-- EXTRACTED TEXT follows --

[R] Plotting the probability curve from a logit model with 10 predictors

Greg Snow 538280 at gmail.com
Sat Jul 7 19:50:46 CEST 2012


Try the following:

 library(TeachingDemos)
 ?TkPredict
      fit.glm1 <- glm( Species=='virginica' ~ Sepal.Width+Sepal.Length,
              data=iris, family=binomial)
       TkPredict(fit.glm1)

(you may need to install the TeachingDemos package first if you don't
already have it installed)

You will now see a plot that shows the predicted probability compared
to one of the predictor variables, there are controls that you can
then change which variable is shown on the x axis and what the value
of the other variables are.  Play with the controls to see the effects
of the different variables.  You can now do the same thing with other
logistic regression models.  This also works to show nonlinear
(polynomial, spline, etc.) fits of the variables and interactions.
There is a button that you can click that will show the command to
create the same plot in regular R graphics, and you can then use that
command (and change add=TRUE to overlay multiple ones) to create a
static plot showing the relationship.

-- EXTRACTED TEXT concluded --
-- SUPPLIED INFORMATION follows --

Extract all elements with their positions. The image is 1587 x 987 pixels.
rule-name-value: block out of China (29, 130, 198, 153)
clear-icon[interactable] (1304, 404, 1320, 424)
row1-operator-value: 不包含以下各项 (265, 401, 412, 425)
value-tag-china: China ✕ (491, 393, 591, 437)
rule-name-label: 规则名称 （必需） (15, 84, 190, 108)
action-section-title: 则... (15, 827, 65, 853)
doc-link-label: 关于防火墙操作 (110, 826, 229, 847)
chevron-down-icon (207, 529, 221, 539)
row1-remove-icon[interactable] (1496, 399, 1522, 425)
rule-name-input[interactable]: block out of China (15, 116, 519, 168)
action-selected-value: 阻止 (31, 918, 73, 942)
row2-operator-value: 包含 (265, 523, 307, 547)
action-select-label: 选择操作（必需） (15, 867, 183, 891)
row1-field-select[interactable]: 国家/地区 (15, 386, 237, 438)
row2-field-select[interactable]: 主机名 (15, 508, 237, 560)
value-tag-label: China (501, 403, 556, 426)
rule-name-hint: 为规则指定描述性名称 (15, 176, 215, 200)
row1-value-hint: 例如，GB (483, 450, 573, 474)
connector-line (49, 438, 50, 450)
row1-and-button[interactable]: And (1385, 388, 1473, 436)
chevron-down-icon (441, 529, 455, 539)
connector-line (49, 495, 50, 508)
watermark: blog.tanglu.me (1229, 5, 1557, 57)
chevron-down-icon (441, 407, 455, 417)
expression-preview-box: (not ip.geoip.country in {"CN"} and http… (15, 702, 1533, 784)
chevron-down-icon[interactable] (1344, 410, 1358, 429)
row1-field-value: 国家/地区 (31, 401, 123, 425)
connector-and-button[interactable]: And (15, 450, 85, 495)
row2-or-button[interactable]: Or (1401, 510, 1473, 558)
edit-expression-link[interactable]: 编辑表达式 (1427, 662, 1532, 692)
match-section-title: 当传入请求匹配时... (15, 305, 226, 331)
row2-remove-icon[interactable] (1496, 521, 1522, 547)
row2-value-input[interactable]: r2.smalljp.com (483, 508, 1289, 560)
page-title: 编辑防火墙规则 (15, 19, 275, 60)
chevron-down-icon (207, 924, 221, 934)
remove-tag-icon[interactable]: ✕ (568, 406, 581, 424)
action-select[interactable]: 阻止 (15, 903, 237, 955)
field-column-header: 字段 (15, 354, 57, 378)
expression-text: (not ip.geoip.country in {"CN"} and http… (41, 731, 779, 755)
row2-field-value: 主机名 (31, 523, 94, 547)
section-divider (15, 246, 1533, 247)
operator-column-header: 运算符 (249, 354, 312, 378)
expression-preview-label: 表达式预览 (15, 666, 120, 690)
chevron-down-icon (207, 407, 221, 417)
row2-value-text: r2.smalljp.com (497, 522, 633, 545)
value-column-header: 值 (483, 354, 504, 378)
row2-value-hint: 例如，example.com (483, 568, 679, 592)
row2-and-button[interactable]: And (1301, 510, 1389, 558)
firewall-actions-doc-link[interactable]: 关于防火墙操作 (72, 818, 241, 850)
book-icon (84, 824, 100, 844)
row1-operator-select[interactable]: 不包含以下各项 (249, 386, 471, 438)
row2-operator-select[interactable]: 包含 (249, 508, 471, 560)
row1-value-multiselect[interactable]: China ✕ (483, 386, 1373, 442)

-- SUPPLIED INFORMATION concluded --

COMPLETE THE FOLLOWING
1. For each statement below, say whether it agrees with the post on plotting logit probability curves, and support each yes or no by quoting the deciding words of the post exactly.
(a) The example model uses Sepal.Width and Sepal.Length as predictors.
(b) The plotting tool handles only linear terms.
(c) A button in the tool shows the command that makes the same plot in regular R graphics.
2. Continue the post on plotting logit probability curves from the point where it stops.
The records have no connection to the post on plotting logit probability curves.

ANSWERS TO THIS EXERCISE
1.
(a) Yes: "Species=='virginica' ~ Sepal.Width+Sepal.Length"
(b) No: "This also works to show nonlinear (polynomial, spline, etc.) fits of the variables and interactions."
(c) Yes: "There is a button that you can click that will show the command to create the same plot in regular R graphics"

2.
On Fri, Jul 6, 2012 at 2:30 PM, Abraham Mathew <abmathewks at gmail.com> wrote:
> Ok, so let's say I have a logit equation outlined as Y= 2.5 + 3X1 + 2.3X2 +
> 4X3 + 3.6X4 + 2.2X5
>
> So a one unit increase in X2 is associated with a 2.3 increase in Y,
> regardless of what the other
> predictor values are. So I guess instead of trying to plot of curve with
> all the predictors accounted
> for, I should plot each curve by itself.
>
> I'm still not sure how to do that with so many predictors.
>
> Any help would be appreciated.
>
>
>
>
> On Thu, Jul 5, 2012 at 4:23 PM, Bert Gunter <gunter.berton at gene.com> wrote:
>
>> You have an about 11-D response surface, not a curve!
>>
>> -- Bert
>>
>> On Thu, Jul 5, 2012 at 2:39 PM, Abraham Mathew <abmathewks at gmail.com>wrote:
>>
>>> I have a logit model with about 10 predictors and I am trying to plot the
>>> probability curve for the model.
>>>
>>> Y=1 = 1 / 1+e^-z  where  z=B0 + B1X1 + ... + BnXi
>>>
>>> If the model had only one predictor, I know to do something like below.
>>>
>>> mod1 = glm(factor(won) ~ as.numeric(bid), data=mydat,
>>> family=binomial(link="logit"))
>>>
>>> all.x <- expand.grid(won=unique(won), bid=unique(bid))
>>> y.hat.new <- predict(mod1, newdata=all.x, type="response")
>>>
>>> plot(bid<-000:250,predict(mod1,newdata=data.frame(bid<-c(000:250)),type="response"),
>>> lwd=5, col="blue", type="l")
>>>
>>>
>>> I'm not sure how to proceed when I have 10 or so predictors in the logit
>>> model. Do I simply expand the
>>> expand.grid() function to include all the variables?
>>>
>>> So my question is how do I form a plot of a logit probability curve when I
>>> have 10 predictors?
>>>
>>> would be nice to do this in ggplot2.
>>>
>>> Thanks!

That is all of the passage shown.